Aim -> In the copy, include every entry exactly but none of the images.

Extracted information ->
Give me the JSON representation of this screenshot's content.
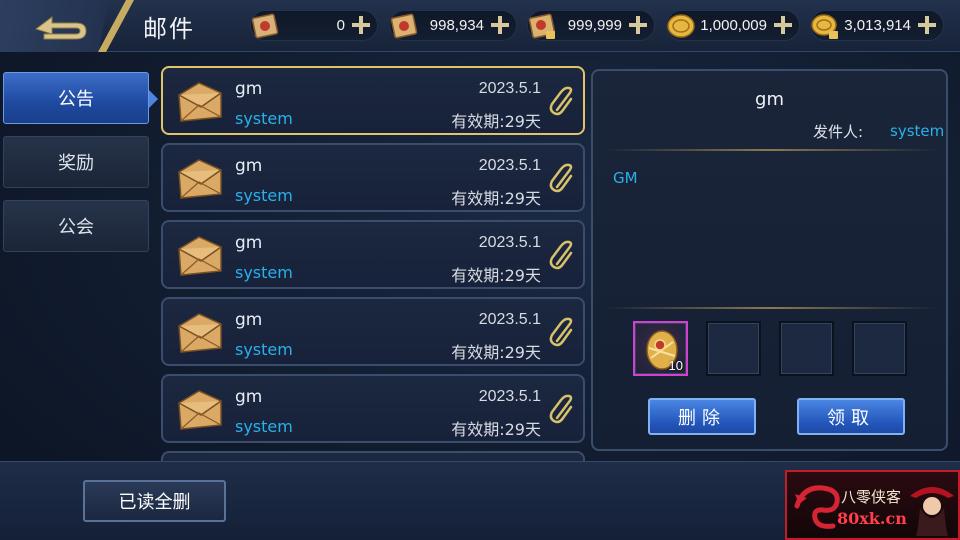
{
  "header": {
    "title": "邮件",
    "currencies": [
      {
        "name": "scroll-red",
        "value": "0"
      },
      {
        "name": "scroll-gold",
        "value": "998,934"
      },
      {
        "name": "scroll-locked",
        "value": "999,999"
      },
      {
        "name": "gold-coin",
        "value": "1,000,009"
      },
      {
        "name": "gold-coin-locked",
        "value": "3,013,914"
      }
    ]
  },
  "tabs": [
    {
      "label": "公告",
      "active": true
    },
    {
      "label": "奖励",
      "active": false
    },
    {
      "label": "公会",
      "active": false
    }
  ],
  "mails": [
    {
      "title": "gm",
      "sender": "system",
      "date": "2023.5.1",
      "expire": "有效期:29天",
      "selected": true
    },
    {
      "title": "gm",
      "sender": "system",
      "date": "2023.5.1",
      "expire": "有效期:29天",
      "selected": false
    },
    {
      "title": "gm",
      "sender": "system",
      "date": "2023.5.1",
      "expire": "有效期:29天",
      "selected": false
    },
    {
      "title": "gm",
      "sender": "system",
      "date": "2023.5.1",
      "expire": "有效期:29天",
      "selected": false
    },
    {
      "title": "gm",
      "sender": "system",
      "date": "2023.5.1",
      "expire": "有效期:29天",
      "selected": false
    }
  ],
  "detail": {
    "title": "gm",
    "from_label": "发件人:",
    "from_value": "system",
    "body": "GM",
    "attachments": [
      {
        "icon": "golden-egg-icon",
        "count": "10"
      },
      {
        "icon": "",
        "count": ""
      },
      {
        "icon": "",
        "count": ""
      },
      {
        "icon": "",
        "count": ""
      }
    ],
    "delete_label": "删除",
    "claim_label": "领取"
  },
  "footer": {
    "delete_read_label": "已读全删"
  },
  "watermark": {
    "top": "八零侠客",
    "bottom": "80xk.cn"
  },
  "colors": {
    "accent_blue": "#2ab0ea",
    "selected_border": "#e2c36a",
    "button_blue": "#2356bb"
  }
}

Answer to this task ->
Give me the JSON representation of this screenshot's content.
{
  "header": {
    "title": "邮件",
    "currencies": [
      {
        "name": "scroll-red",
        "value": "0"
      },
      {
        "name": "scroll-gold",
        "value": "998,934"
      },
      {
        "name": "scroll-locked",
        "value": "999,999"
      },
      {
        "name": "gold-coin",
        "value": "1,000,009"
      },
      {
        "name": "gold-coin-locked",
        "value": "3,013,914"
      }
    ]
  },
  "tabs": [
    {
      "label": "公告",
      "active": true
    },
    {
      "label": "奖励",
      "active": false
    },
    {
      "label": "公会",
      "active": false
    }
  ],
  "mails": [
    {
      "title": "gm",
      "sender": "system",
      "date": "2023.5.1",
      "expire": "有效期:29天",
      "selected": true
    },
    {
      "title": "gm",
      "sender": "system",
      "date": "2023.5.1",
      "expire": "有效期:29天",
      "selected": false
    },
    {
      "title": "gm",
      "sender": "system",
      "date": "2023.5.1",
      "expire": "有效期:29天",
      "selected": false
    },
    {
      "title": "gm",
      "sender": "system",
      "date": "2023.5.1",
      "expire": "有效期:29天",
      "selected": false
    },
    {
      "title": "gm",
      "sender": "system",
      "date": "2023.5.1",
      "expire": "有效期:29天",
      "selected": false
    }
  ],
  "detail": {
    "title": "gm",
    "from_label": "发件人:",
    "from_value": "system",
    "body": "GM",
    "attachments": [
      {
        "icon": "golden-egg-icon",
        "count": "10"
      },
      {
        "icon": "",
        "count": ""
      },
      {
        "icon": "",
        "count": ""
      },
      {
        "icon": "",
        "count": ""
      }
    ],
    "delete_label": "删除",
    "claim_label": "领取"
  },
  "footer": {
    "delete_read_label": "已读全删"
  },
  "watermark": {
    "top": "八零侠客",
    "bottom": "80xk.cn"
  },
  "colors": {
    "accent_blue": "#2ab0ea",
    "selected_border": "#e2c36a",
    "button_blue": "#2356bb"
  }
}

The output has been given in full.